**Supplied material**

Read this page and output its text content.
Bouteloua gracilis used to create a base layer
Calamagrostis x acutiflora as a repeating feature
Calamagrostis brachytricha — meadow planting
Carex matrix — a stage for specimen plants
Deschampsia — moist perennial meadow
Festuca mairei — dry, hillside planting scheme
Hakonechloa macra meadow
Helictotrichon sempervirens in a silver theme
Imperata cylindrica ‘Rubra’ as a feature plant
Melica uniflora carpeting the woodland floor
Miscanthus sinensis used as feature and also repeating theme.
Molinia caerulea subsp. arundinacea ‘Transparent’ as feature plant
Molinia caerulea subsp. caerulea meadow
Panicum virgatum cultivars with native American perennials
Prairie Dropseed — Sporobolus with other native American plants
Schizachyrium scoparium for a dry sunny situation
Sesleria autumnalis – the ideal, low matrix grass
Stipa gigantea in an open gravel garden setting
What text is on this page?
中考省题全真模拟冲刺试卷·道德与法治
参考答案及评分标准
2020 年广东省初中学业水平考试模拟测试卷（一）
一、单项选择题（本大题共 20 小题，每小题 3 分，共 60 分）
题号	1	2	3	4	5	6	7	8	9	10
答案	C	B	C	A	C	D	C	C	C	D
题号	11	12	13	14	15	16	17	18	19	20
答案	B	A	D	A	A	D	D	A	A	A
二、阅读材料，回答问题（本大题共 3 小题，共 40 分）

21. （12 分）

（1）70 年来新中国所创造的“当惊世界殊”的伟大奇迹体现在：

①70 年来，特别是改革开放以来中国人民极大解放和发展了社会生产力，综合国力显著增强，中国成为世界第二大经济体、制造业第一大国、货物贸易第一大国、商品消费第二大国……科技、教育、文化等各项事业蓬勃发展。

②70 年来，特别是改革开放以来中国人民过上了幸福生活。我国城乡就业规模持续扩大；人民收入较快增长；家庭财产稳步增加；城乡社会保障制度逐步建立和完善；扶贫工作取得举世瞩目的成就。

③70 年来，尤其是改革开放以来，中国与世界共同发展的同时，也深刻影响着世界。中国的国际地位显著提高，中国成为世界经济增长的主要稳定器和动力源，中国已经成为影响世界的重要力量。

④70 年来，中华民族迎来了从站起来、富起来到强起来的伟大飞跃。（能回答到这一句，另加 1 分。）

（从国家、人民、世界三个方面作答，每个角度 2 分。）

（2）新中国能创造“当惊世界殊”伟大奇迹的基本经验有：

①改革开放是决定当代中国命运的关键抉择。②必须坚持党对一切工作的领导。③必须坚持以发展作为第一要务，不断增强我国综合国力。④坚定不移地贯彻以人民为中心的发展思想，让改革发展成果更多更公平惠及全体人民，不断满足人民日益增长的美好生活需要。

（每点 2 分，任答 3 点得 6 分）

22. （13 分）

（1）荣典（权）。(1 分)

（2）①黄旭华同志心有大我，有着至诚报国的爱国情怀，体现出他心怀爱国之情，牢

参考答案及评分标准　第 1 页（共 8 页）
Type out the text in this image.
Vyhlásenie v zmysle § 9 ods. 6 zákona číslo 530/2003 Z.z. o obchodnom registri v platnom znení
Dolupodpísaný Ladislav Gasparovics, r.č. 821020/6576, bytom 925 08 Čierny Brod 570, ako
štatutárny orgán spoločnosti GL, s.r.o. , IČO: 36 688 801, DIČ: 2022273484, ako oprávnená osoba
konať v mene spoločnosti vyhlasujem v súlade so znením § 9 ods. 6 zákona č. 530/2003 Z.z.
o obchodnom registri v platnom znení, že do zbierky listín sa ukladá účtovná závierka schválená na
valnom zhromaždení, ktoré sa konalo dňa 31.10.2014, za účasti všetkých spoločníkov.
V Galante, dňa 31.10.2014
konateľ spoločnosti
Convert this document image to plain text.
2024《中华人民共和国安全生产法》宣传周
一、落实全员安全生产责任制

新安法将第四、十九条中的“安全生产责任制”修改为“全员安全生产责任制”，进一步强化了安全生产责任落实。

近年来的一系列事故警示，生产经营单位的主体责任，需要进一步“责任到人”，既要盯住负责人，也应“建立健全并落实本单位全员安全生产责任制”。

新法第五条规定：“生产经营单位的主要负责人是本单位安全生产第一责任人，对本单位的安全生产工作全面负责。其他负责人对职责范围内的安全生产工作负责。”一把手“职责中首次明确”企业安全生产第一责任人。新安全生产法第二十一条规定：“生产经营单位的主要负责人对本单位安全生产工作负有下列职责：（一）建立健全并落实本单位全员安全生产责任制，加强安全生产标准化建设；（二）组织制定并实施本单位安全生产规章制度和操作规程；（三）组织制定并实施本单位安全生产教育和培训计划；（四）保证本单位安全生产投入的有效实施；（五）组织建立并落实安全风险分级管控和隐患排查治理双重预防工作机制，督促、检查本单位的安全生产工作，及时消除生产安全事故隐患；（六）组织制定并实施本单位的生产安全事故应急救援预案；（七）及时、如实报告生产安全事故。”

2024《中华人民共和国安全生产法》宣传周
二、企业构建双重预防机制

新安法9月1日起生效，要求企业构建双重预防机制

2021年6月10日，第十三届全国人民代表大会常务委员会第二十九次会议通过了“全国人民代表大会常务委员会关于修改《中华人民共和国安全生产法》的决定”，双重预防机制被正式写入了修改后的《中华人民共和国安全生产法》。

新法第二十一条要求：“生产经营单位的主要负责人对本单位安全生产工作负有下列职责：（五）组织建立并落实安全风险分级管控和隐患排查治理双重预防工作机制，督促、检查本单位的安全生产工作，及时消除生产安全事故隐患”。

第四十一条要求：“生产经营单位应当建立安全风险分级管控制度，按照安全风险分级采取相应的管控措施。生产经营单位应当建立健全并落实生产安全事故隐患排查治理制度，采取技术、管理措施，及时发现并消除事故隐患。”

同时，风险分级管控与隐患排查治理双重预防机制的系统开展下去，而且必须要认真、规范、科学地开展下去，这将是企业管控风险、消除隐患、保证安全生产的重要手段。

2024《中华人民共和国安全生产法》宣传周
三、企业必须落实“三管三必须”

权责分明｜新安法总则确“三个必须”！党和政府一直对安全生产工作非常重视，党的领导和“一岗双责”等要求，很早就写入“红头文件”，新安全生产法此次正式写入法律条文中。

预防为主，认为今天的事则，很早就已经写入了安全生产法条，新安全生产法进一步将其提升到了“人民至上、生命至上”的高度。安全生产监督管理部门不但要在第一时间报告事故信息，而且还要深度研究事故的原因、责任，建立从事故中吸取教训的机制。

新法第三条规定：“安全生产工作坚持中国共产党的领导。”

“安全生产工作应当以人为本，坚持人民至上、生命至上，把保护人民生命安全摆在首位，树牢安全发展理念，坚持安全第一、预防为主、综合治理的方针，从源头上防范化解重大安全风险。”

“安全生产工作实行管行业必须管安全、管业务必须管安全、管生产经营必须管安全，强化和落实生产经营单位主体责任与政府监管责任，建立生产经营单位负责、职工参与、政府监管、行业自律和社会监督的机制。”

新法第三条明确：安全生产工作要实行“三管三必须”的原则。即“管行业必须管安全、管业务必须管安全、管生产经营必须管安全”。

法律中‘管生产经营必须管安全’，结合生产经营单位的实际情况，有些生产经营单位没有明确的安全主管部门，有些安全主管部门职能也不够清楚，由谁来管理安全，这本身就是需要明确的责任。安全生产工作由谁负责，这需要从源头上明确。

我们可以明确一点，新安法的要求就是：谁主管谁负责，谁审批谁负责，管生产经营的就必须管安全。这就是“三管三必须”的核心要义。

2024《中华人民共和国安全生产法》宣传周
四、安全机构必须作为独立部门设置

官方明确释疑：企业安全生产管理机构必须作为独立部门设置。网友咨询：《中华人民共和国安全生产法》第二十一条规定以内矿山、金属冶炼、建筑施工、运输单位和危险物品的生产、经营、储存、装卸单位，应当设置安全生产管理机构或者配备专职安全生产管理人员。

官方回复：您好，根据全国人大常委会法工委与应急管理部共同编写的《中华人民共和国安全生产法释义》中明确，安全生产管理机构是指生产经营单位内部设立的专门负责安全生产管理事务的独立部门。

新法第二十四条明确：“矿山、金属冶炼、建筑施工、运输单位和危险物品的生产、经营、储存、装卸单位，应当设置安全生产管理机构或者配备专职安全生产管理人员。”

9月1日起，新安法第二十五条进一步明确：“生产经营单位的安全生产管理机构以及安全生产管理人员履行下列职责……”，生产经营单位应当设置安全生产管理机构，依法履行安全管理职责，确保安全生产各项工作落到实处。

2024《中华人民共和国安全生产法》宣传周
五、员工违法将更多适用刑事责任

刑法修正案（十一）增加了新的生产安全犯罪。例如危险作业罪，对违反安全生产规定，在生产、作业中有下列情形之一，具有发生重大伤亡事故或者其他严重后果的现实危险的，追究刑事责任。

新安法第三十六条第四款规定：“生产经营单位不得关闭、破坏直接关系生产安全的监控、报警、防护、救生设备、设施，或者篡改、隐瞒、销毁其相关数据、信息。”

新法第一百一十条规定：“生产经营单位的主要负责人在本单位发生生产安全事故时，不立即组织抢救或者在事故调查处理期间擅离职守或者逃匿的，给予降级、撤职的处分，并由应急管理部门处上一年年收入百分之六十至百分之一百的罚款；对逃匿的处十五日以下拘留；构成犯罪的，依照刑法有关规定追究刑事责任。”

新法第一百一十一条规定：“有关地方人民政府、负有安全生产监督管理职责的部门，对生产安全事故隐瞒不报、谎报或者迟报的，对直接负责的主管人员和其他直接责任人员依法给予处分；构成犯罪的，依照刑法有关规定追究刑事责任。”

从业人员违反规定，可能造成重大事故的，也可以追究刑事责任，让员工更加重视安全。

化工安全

**Goal**
From the records above, pick out and copy each line holding the word "this".

**Complete output**
Read this page and output its text content.
What text is on this page?
Type out the text in this image.
Convert this document image to plain text.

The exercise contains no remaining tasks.